* [Work instructions]: Search the material below for the word "this" and copy every line in which it occurs.

Records that describe figures:
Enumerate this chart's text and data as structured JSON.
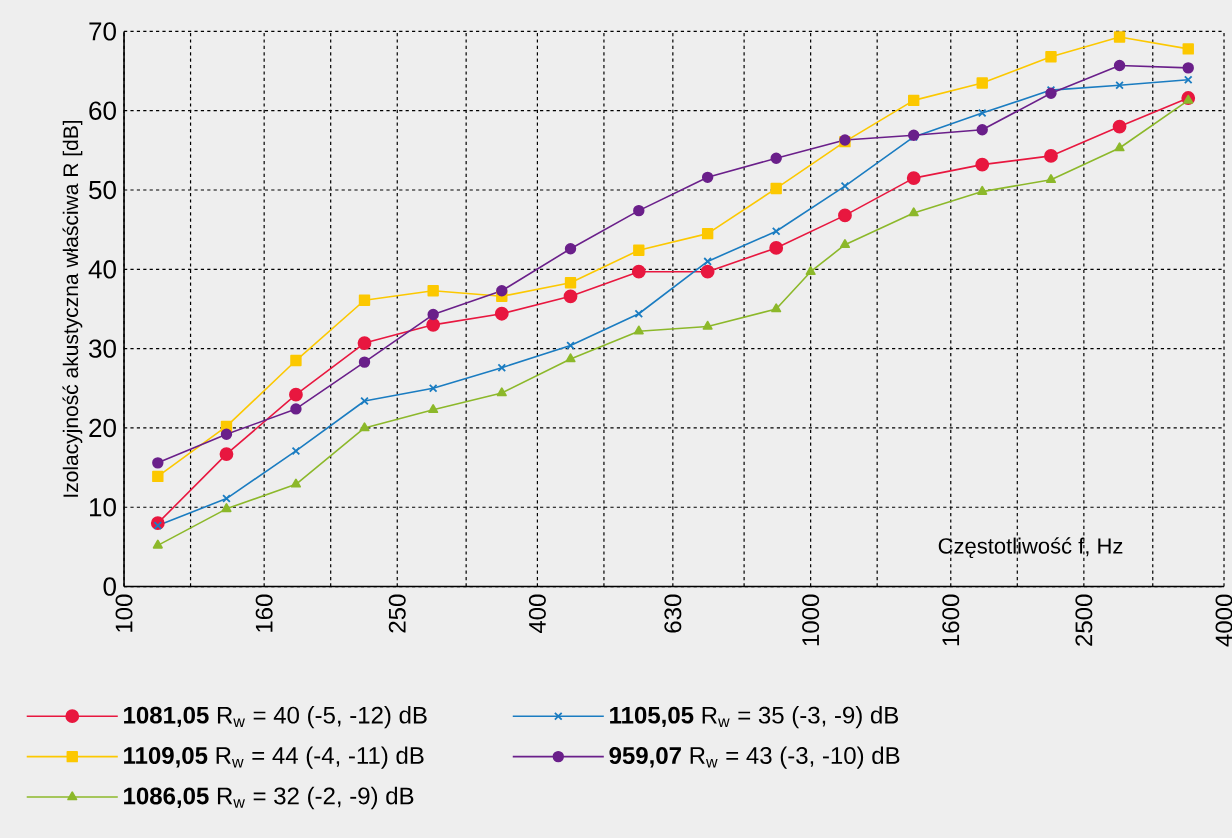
{
  "chart_data": {
    "type": "line",
    "xlabel": "Częstotliwość f, Hz",
    "ylabel": "Izolacyjność akustyczna właściwa R [dB]",
    "log": "x",
    "grid": true,
    "legend": "bottom",
    "line_style": "solid",
    "xlim": [
      100,
      4000
    ],
    "ylim": [
      0,
      70
    ],
    "yticks": [
      0,
      10,
      20,
      30,
      40,
      50,
      60,
      70
    ],
    "xticks": [
      100,
      {
        "value": 125,
        "label": null
      },
      160,
      {
        "value": 200,
        "label": null
      },
      250,
      {
        "value": 315,
        "label": null
      },
      400,
      {
        "value": 500,
        "label": null
      },
      630,
      {
        "value": 800,
        "label": null
      },
      1000,
      {
        "value": 1250,
        "label": null
      },
      1600,
      {
        "value": 2000,
        "label": null
      },
      2500,
      {
        "value": 3150,
        "label": null
      },
      4000
    ],
    "x": [
      112,
      141,
      178,
      224,
      282,
      355,
      447,
      562,
      708,
      891,
      1122,
      1413,
      1778,
      2239,
      2818,
      3548
    ],
    "series": [
      {
        "name": "**1081,05** R$_{w}$ = 40 (-5, -12) dB",
        "color": "#e8173f",
        "marker": "circle",
        "values": [
          8.0,
          16.7,
          24.2,
          30.7,
          33.0,
          34.4,
          36.6,
          39.7,
          39.7,
          42.7,
          46.8,
          51.5,
          53.2,
          54.3,
          58.0,
          61.6
        ]
      },
      {
        "name": "**1109,05** R$_{w}$ = 44 (-4, -11) dB",
        "color": "#fcc800",
        "marker": "square",
        "values": [
          13.9,
          20.2,
          28.5,
          36.1,
          37.3,
          36.6,
          38.3,
          42.4,
          44.5,
          50.2,
          56.1,
          61.3,
          63.5,
          66.8,
          69.3,
          67.8
        ]
      },
      {
        "name": "**1086,05** R$_{w}$ = 32 (-2, -9) dB",
        "color": "#8cb82a",
        "marker": "triangle",
        "x": [
          112,
          141,
          178,
          224,
          282,
          355,
          447,
          562,
          708,
          891,
          1000,
          1122,
          1413,
          1778,
          2239,
          2818,
          3548
        ],
        "values": [
          5.2,
          9.8,
          12.9,
          20.0,
          22.3,
          24.4,
          28.7,
          32.2,
          32.8,
          35.0,
          39.7,
          43.1,
          47.1,
          49.8,
          51.3,
          55.3,
          61.3
        ]
      },
      {
        "name": "**1105,05** R$_{w}$ = 35 (-3, -9) dB",
        "color": "#1a7cc1",
        "marker": "cross",
        "values": [
          7.7,
          11.1,
          17.1,
          23.4,
          25.0,
          27.6,
          30.4,
          34.4,
          41.0,
          44.8,
          50.5,
          56.7,
          59.7,
          62.6,
          63.2,
          63.9
        ]
      },
      {
        "name": "**959,07** R$_{w}$ = 43 (-3, -10) dB",
        "color": "#6a1f8a",
        "marker": "circle",
        "values": [
          15.6,
          19.2,
          22.4,
          28.3,
          34.3,
          37.3,
          42.6,
          47.4,
          51.6,
          54.0,
          56.3,
          56.9,
          57.6,
          62.2,
          65.7,
          65.4
        ]
      }
    ]
  }
}
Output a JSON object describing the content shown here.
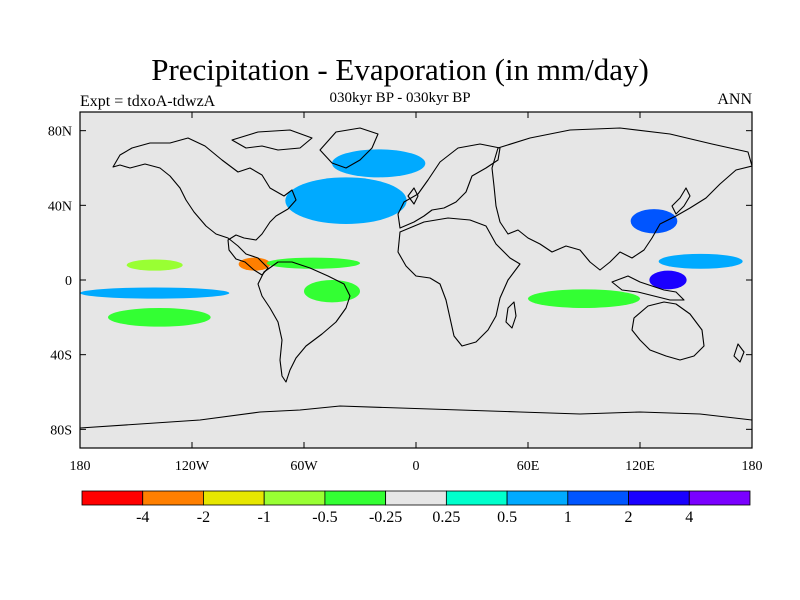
{
  "figure": {
    "title": "Precipitation - Evaporation (in mm/day)",
    "subtitle": "030kyr BP - 030kyr BP",
    "left_label": "Expt = tdxoA-tdwzA",
    "right_label": "ANN"
  },
  "map": {
    "projection": "cylindrical-equidistant",
    "lon_range": [
      -180,
      180
    ],
    "lat_range": [
      -90,
      90
    ],
    "background_color": "#e6e6e6",
    "coastline_color": "#000000",
    "x_ticks": [
      {
        "lon": -180,
        "label": "180"
      },
      {
        "lon": -120,
        "label": "120W"
      },
      {
        "lon": -60,
        "label": "60W"
      },
      {
        "lon": 0,
        "label": "0"
      },
      {
        "lon": 60,
        "label": "60E"
      },
      {
        "lon": 120,
        "label": "120E"
      },
      {
        "lon": 180,
        "label": "180"
      }
    ],
    "y_ticks": [
      {
        "lat": 80,
        "label": "80N"
      },
      {
        "lat": 40,
        "label": "40N"
      },
      {
        "lat": 0,
        "label": "0"
      },
      {
        "lat": -40,
        "label": "40S"
      },
      {
        "lat": -80,
        "label": "80S"
      }
    ]
  },
  "colorbar": {
    "colors": [
      "#ff0000",
      "#ff7f00",
      "#e6e600",
      "#99ff33",
      "#33ff33",
      "#e6e6e6",
      "#00ffcc",
      "#00aaff",
      "#0055ff",
      "#1a00ff",
      "#7a00ff"
    ],
    "labels": [
      "-4",
      "-2",
      "-1",
      "-0.5",
      "-0.25",
      "0.25",
      "0.5",
      "1",
      "2",
      "4"
    ]
  },
  "chart_data": {
    "type": "heatmap",
    "title": "Precipitation - Evaporation (in mm/day)",
    "subtitle": "030kyr BP - 030kyr BP",
    "x_range": [
      -180,
      180
    ],
    "y_range": [
      -90,
      90
    ],
    "levels": [
      -4,
      -2,
      -1,
      -0.5,
      -0.25,
      0.25,
      0.5,
      1,
      2,
      4
    ],
    "anomaly_regions": [
      {
        "lon": [
          -95,
          -78
        ],
        "lat": [
          5,
          12
        ],
        "value": -2.5
      },
      {
        "lon": [
          -155,
          -125
        ],
        "lat": [
          5,
          11
        ],
        "value": -1
      },
      {
        "lon": [
          -80,
          -30
        ],
        "lat": [
          6,
          12
        ],
        "value": -0.4
      },
      {
        "lon": [
          -70,
          -5
        ],
        "lat": [
          30,
          55
        ],
        "value": 0.7
      },
      {
        "lon": [
          -45,
          5
        ],
        "lat": [
          55,
          70
        ],
        "value": 0.7
      },
      {
        "lon": [
          -180,
          -100
        ],
        "lat": [
          -10,
          -4
        ],
        "value": 0.7
      },
      {
        "lon": [
          60,
          120
        ],
        "lat": [
          -15,
          -5
        ],
        "value": -0.4
      },
      {
        "lon": [
          125,
          145
        ],
        "lat": [
          -5,
          5
        ],
        "value": 2.5
      },
      {
        "lon": [
          130,
          175
        ],
        "lat": [
          6,
          14
        ],
        "value": 0.7
      },
      {
        "lon": [
          115,
          140
        ],
        "lat": [
          25,
          38
        ],
        "value": 1.2
      },
      {
        "lon": [
          -165,
          -110
        ],
        "lat": [
          -25,
          -15
        ],
        "value": -0.4
      },
      {
        "lon": [
          -60,
          -30
        ],
        "lat": [
          -12,
          0
        ],
        "value": -0.4
      }
    ]
  }
}
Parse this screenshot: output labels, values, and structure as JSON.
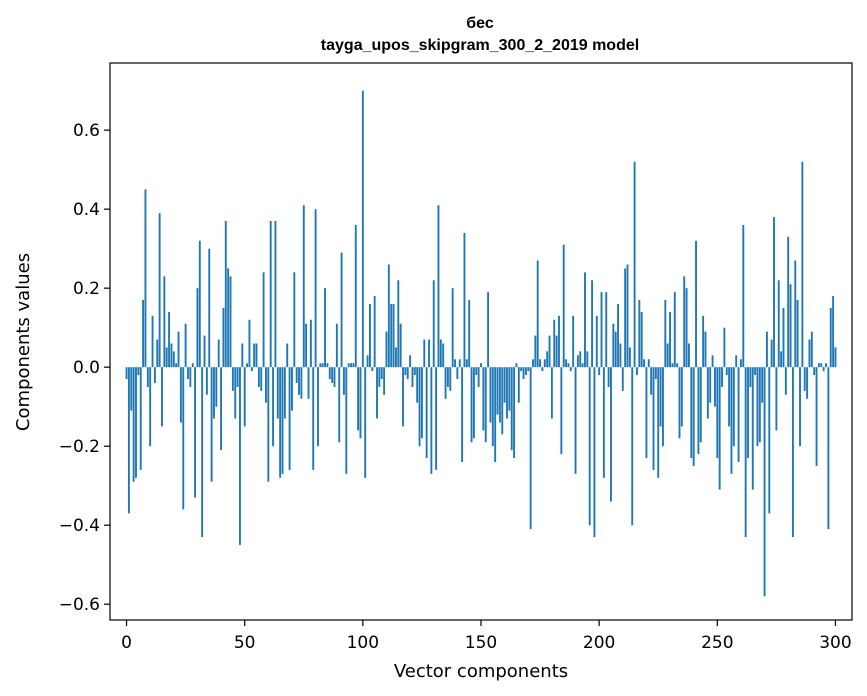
{
  "chart_data": {
    "type": "bar",
    "title": "бес",
    "subtitle": "tayga_upos_skipgram_300_2_2019 model",
    "xlabel": "Vector components",
    "ylabel": "Components values",
    "xlim": [
      -7,
      307
    ],
    "ylim": [
      -0.64,
      0.77
    ],
    "xticks": [
      0,
      50,
      100,
      150,
      200,
      250,
      300
    ],
    "xtick_labels": [
      "0",
      "50",
      "100",
      "150",
      "200",
      "250",
      "300"
    ],
    "yticks": [
      -0.6,
      -0.4,
      -0.2,
      0.0,
      0.2,
      0.4,
      0.6
    ],
    "ytick_labels": [
      "−0.6",
      "−0.4",
      "−0.2",
      "0.0",
      "0.2",
      "0.4",
      "0.6"
    ],
    "bar_color": "#1f77b4",
    "values": [
      -0.03,
      -0.37,
      -0.11,
      -0.29,
      -0.28,
      -0.02,
      -0.26,
      0.17,
      0.45,
      -0.05,
      -0.2,
      0.13,
      -0.04,
      0.07,
      0.39,
      -0.15,
      0.23,
      0.05,
      0.14,
      0.06,
      0.04,
      0.01,
      0.09,
      -0.14,
      -0.36,
      0.11,
      -0.03,
      -0.05,
      0.01,
      -0.33,
      0.2,
      0.32,
      -0.43,
      0.08,
      -0.07,
      0.3,
      -0.29,
      -0.13,
      -0.1,
      0.07,
      -0.21,
      0.15,
      0.37,
      0.25,
      0.23,
      -0.06,
      -0.13,
      -0.05,
      -0.45,
      0.06,
      -0.15,
      0.01,
      0.12,
      -0.01,
      0.06,
      0.06,
      -0.05,
      -0.06,
      0.24,
      -0.09,
      -0.29,
      0.37,
      -0.2,
      0.37,
      -0.13,
      -0.28,
      -0.27,
      -0.13,
      0.06,
      -0.26,
      -0.11,
      0.24,
      -0.04,
      -0.07,
      -0.08,
      0.41,
      0.11,
      -0.08,
      0.12,
      -0.26,
      0.4,
      -0.2,
      0.01,
      0.01,
      0.2,
      0.01,
      -0.03,
      -0.04,
      -0.05,
      0.11,
      -0.19,
      0.29,
      -0.07,
      -0.27,
      0.01,
      0.01,
      0.01,
      0.36,
      -0.16,
      -0.18,
      0.7,
      -0.28,
      0.03,
      0.16,
      -0.01,
      0.18,
      -0.13,
      -0.05,
      -0.03,
      -0.07,
      0.09,
      0.26,
      0.16,
      0.16,
      0.05,
      0.22,
      0.11,
      -0.15,
      -0.02,
      -0.03,
      0.03,
      -0.05,
      -0.02,
      -0.09,
      -0.2,
      -0.18,
      0.07,
      -0.23,
      0.07,
      -0.27,
      0.22,
      -0.26,
      0.41,
      0.07,
      0.06,
      -0.08,
      -0.05,
      -0.06,
      0.2,
      0.02,
      -0.03,
      0.02,
      -0.24,
      0.34,
      0.02,
      0.17,
      -0.19,
      -0.18,
      -0.02,
      -0.05,
      0.01,
      -0.16,
      -0.19,
      0.19,
      -0.14,
      -0.2,
      -0.24,
      -0.12,
      -0.14,
      -0.17,
      -0.09,
      -0.13,
      -0.11,
      -0.21,
      -0.23,
      0.01,
      -0.09,
      -0.01,
      -0.03,
      -0.02,
      -0.01,
      -0.41,
      0.02,
      0.08,
      0.27,
      0.02,
      -0.01,
      0.02,
      0.04,
      0.08,
      -0.13,
      0.12,
      0.08,
      0.13,
      -0.22,
      0.31,
      0.02,
      0.01,
      -0.01,
      0.13,
      -0.27,
      0.03,
      0.04,
      0.01,
      0.24,
      0.04,
      -0.4,
      0.22,
      -0.43,
      0.13,
      -0.02,
      0.19,
      -0.28,
      0.19,
      -0.05,
      -0.34,
      0.11,
      0.09,
      0.16,
      0.06,
      -0.06,
      0.25,
      0.26,
      0.05,
      -0.4,
      0.52,
      -0.02,
      0.17,
      0.14,
      0.02,
      -0.23,
      0.02,
      -0.07,
      -0.26,
      -0.03,
      -0.28,
      -0.15,
      -0.2,
      0.17,
      0.06,
      0.14,
      0.01,
      0.19,
      0.01,
      -0.18,
      -0.15,
      0.23,
      0.2,
      0.06,
      -0.23,
      -0.25,
      0.32,
      -0.22,
      -0.19,
      0.13,
      0.09,
      -0.13,
      -0.09,
      0.03,
      -0.1,
      -0.23,
      -0.31,
      -0.05,
      0.1,
      -0.02,
      -0.15,
      -0.27,
      -0.2,
      0.03,
      -0.24,
      0.02,
      0.36,
      -0.43,
      -0.23,
      -0.05,
      -0.31,
      -0.02,
      -0.2,
      -0.19,
      -0.09,
      -0.58,
      0.09,
      -0.37,
      0.07,
      0.38,
      -0.16,
      0.22,
      0.04,
      0.15,
      -0.07,
      0.33,
      0.21,
      -0.43,
      0.27,
      0.17,
      -0.2,
      0.52,
      -0.06,
      -0.08,
      0.07,
      0.09,
      -0.02,
      -0.25,
      0.01,
      0.01,
      -0.01,
      0.01,
      -0.41,
      0.15,
      0.18,
      0.05
    ]
  }
}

* [Expected output]:
Enumerate this chart's text and data as structured JSON.
Parse this screenshot: output labels, values, and structure as JSON.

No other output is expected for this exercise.